WHAT THE TASK ASKS => Say the number of lines containing the string "Transfer", and say nothing else.

THE RECORDS =>
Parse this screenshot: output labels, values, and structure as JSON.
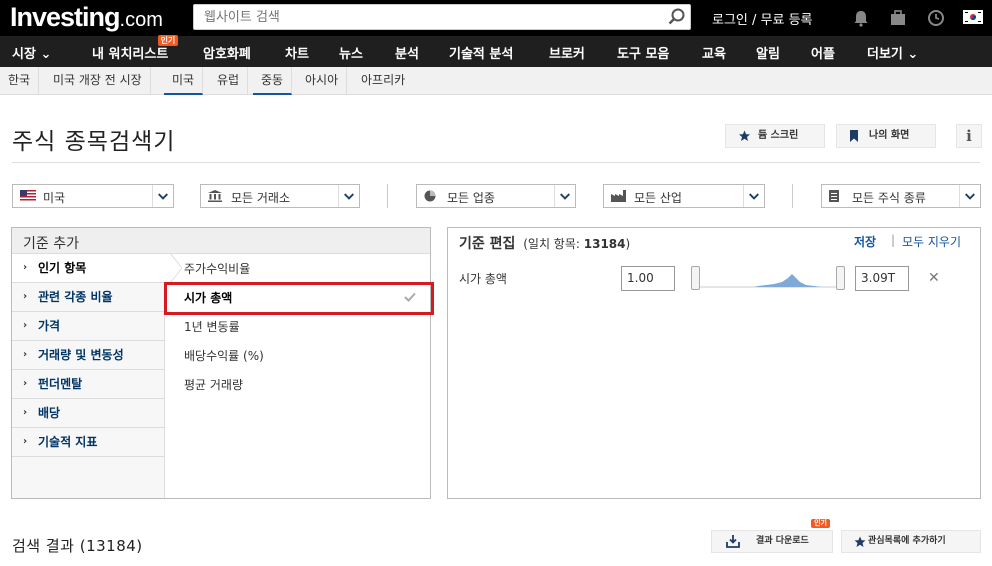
{
  "header": {
    "logo_main": "Investing",
    "logo_suffix": ".com",
    "search_placeholder": "웹사이트 검색",
    "login": "로그인 / 무료 등록"
  },
  "nav": [
    {
      "label": "시장 ⌄"
    },
    {
      "label": "내 워치리스트",
      "badge": "인기"
    },
    {
      "label": "암호화폐"
    },
    {
      "label": "차트"
    },
    {
      "label": "뉴스"
    },
    {
      "label": "분석"
    },
    {
      "label": "기술적 분석"
    },
    {
      "label": "브로커"
    },
    {
      "label": "도구 모음"
    },
    {
      "label": "교육"
    },
    {
      "label": "알림"
    },
    {
      "label": "어플"
    },
    {
      "label": "더보기 ⌄"
    }
  ],
  "subnav": [
    "한국",
    "미국 개장 전 시장",
    "미국",
    "유럽",
    "중동",
    "아시아",
    "아프리카"
  ],
  "page_title": "주식 종목검색기",
  "buttons": {
    "my_screener": "듐 스크린",
    "my_screen": "나의 화면",
    "info": "i"
  },
  "filters": [
    "미국",
    "모든 거래소",
    "모든 업종",
    "모든 산업",
    "모든 주식 종류"
  ],
  "criteria": {
    "title": "기준 추가",
    "categories": [
      "인기 항목",
      "관련 각종 비율",
      "가격",
      "거래량 및 변동성",
      "펀더멘탈",
      "배당",
      "기술적 지표"
    ],
    "items": [
      "주가수익비율",
      "시가 총액",
      "1년 변동률",
      "배당수익률 (%)",
      "평균 거래량"
    ]
  },
  "edit": {
    "title": "기준 편집",
    "match_prefix": "(일치 항목: ",
    "match_count": "13184",
    "match_suffix": ")",
    "save": "저장",
    "sep": "|",
    "clear": "모두 지우기",
    "row_label": "시가 총액",
    "min": "1.00",
    "max": "3.09T",
    "remove": "✕"
  },
  "results": {
    "label": "검색 결과 (13184)",
    "download": "결과 다운로드",
    "download_badge": "인기",
    "watchlist": "관심목록에 추가하기"
  }
}
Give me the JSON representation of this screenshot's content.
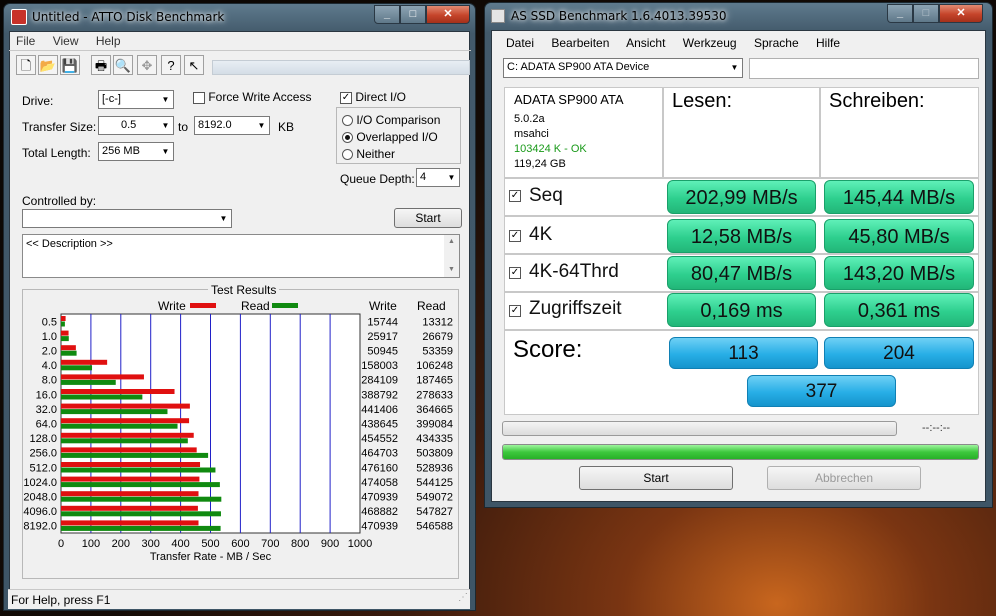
{
  "atto": {
    "title": "Untitled - ATTO Disk Benchmark",
    "menu": [
      "File",
      "View",
      "Help"
    ],
    "drive_label": "Drive:",
    "drive_value": "[-c-]",
    "force_write": "Force Write Access",
    "direct_io": "Direct I/O",
    "transfer_size_label": "Transfer Size:",
    "ts_from": "0.5",
    "ts_to_label": "to",
    "ts_to": "8192.0",
    "ts_unit": "KB",
    "total_length_label": "Total Length:",
    "total_length": "256 MB",
    "io_comparison": "I/O Comparison",
    "overlapped_io": "Overlapped I/O",
    "neither": "Neither",
    "queue_depth_label": "Queue Depth:",
    "queue_depth": "4",
    "controlled_by": "Controlled by:",
    "start": "Start",
    "description": "<< Description >>",
    "results_title": "Test Results",
    "write_legend": "Write",
    "read_legend": "Read",
    "col_write": "Write",
    "col_read": "Read",
    "status": "For Help, press F1",
    "chart_data": {
      "type": "bar",
      "title": "Test Results",
      "xlabel": "Transfer Rate - MB / Sec",
      "xlim": [
        0,
        1000
      ],
      "xticks": [
        "0",
        "100",
        "200",
        "300",
        "400",
        "500",
        "600",
        "700",
        "800",
        "900",
        "1000"
      ],
      "categories": [
        "0.5",
        "1.0",
        "2.0",
        "4.0",
        "8.0",
        "16.0",
        "32.0",
        "64.0",
        "128.0",
        "256.0",
        "512.0",
        "1024.0",
        "2048.0",
        "4096.0",
        "8192.0"
      ],
      "series": [
        {
          "name": "Write",
          "color": "#e01010",
          "values": [
            15744,
            25917,
            50945,
            158003,
            284109,
            388792,
            441406,
            438645,
            454552,
            464703,
            476160,
            474058,
            470939,
            468882,
            470939
          ]
        },
        {
          "name": "Read",
          "color": "#108a10",
          "values": [
            13312,
            26679,
            53359,
            106248,
            187465,
            278633,
            364665,
            399084,
            434335,
            503809,
            528936,
            544125,
            549072,
            547827,
            546588
          ]
        }
      ],
      "write_text": [
        "15744",
        "25917",
        "50945",
        "158003",
        "284109",
        "388792",
        "441406",
        "438645",
        "454552",
        "464703",
        "476160",
        "474058",
        "470939",
        "468882",
        "470939"
      ],
      "read_text": [
        "13312",
        "26679",
        "53359",
        "106248",
        "187465",
        "278633",
        "364665",
        "399084",
        "434335",
        "503809",
        "528936",
        "544125",
        "549072",
        "547827",
        "546588"
      ]
    }
  },
  "asssd": {
    "title": "AS SSD Benchmark 1.6.4013.39530",
    "menu": [
      "Datei",
      "Bearbeiten",
      "Ansicht",
      "Werkzeug",
      "Sprache",
      "Hilfe"
    ],
    "device": "C: ADATA SP900 ATA Device",
    "info_name": "ADATA SP900 ATA",
    "info_fw": "5.0.2a",
    "info_driver": "msahci",
    "info_align": "103424 K - OK",
    "info_size": "119,24 GB",
    "col_read": "Lesen:",
    "col_write": "Schreiben:",
    "rows": [
      {
        "label": "Seq",
        "read": "202,99 MB/s",
        "write": "145,44 MB/s"
      },
      {
        "label": "4K",
        "read": "12,58 MB/s",
        "write": "45,80 MB/s"
      },
      {
        "label": "4K-64Thrd",
        "read": "80,47 MB/s",
        "write": "143,20 MB/s"
      },
      {
        "label": "Zugriffszeit",
        "read": "0,169 ms",
        "write": "0,361 ms"
      }
    ],
    "score_label": "Score:",
    "score_read": "113",
    "score_write": "204",
    "score_total": "377",
    "time": "--:--:--",
    "start": "Start",
    "abort": "Abbrechen",
    "progress_fraction": 1.0,
    "colors": {
      "value_green": "#2ecf8e",
      "score_blue": "#27aee6",
      "ok_green": "#1a9a1a"
    }
  }
}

WRITTEN RESPONSE => 2